▶ TASK INSTRUCTIONS
Select the lines that hold the word "เลขประจำต" and copy each one.

━━━━━━━━━━━━━━━━━━━━

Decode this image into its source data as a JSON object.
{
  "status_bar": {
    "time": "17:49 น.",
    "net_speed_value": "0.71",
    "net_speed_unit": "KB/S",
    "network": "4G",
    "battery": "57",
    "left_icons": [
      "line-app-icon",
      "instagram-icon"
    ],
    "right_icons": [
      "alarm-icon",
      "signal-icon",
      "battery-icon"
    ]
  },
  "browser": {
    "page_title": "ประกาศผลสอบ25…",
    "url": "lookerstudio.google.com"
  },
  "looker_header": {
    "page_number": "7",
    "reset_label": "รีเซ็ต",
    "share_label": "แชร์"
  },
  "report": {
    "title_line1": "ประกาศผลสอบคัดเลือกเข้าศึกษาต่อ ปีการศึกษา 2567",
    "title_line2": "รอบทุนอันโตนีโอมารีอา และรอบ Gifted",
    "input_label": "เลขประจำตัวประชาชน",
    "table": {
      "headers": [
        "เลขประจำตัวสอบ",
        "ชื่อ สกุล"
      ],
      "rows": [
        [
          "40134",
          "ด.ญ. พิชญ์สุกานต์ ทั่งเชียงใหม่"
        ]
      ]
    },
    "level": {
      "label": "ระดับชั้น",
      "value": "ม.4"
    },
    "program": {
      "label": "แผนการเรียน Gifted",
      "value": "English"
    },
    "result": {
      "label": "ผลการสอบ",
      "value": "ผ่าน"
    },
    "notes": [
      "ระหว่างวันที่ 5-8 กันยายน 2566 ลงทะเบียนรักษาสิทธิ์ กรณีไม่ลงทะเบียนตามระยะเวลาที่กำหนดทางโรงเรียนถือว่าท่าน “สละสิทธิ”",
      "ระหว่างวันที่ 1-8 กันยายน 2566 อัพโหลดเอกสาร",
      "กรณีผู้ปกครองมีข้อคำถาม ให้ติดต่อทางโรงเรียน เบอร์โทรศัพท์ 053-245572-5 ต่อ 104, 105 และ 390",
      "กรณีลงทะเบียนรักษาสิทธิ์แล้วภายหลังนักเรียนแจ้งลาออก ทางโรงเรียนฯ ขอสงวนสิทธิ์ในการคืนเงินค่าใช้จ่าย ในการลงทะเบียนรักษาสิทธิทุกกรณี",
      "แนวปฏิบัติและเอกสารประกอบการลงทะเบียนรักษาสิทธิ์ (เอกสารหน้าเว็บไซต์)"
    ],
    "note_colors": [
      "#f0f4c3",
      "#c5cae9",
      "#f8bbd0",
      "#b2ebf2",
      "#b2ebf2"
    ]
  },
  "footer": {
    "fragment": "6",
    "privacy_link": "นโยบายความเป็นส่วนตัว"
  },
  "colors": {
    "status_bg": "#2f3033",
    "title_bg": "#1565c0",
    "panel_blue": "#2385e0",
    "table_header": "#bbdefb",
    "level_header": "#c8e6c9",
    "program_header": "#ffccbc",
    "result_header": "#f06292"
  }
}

━━━━━━━━━━━━━━━━━━━━

▶ FINAL RESULT
    "input_label": "เลขประจำตัวประชาชน",
        "เลขประจำตัวสอบ",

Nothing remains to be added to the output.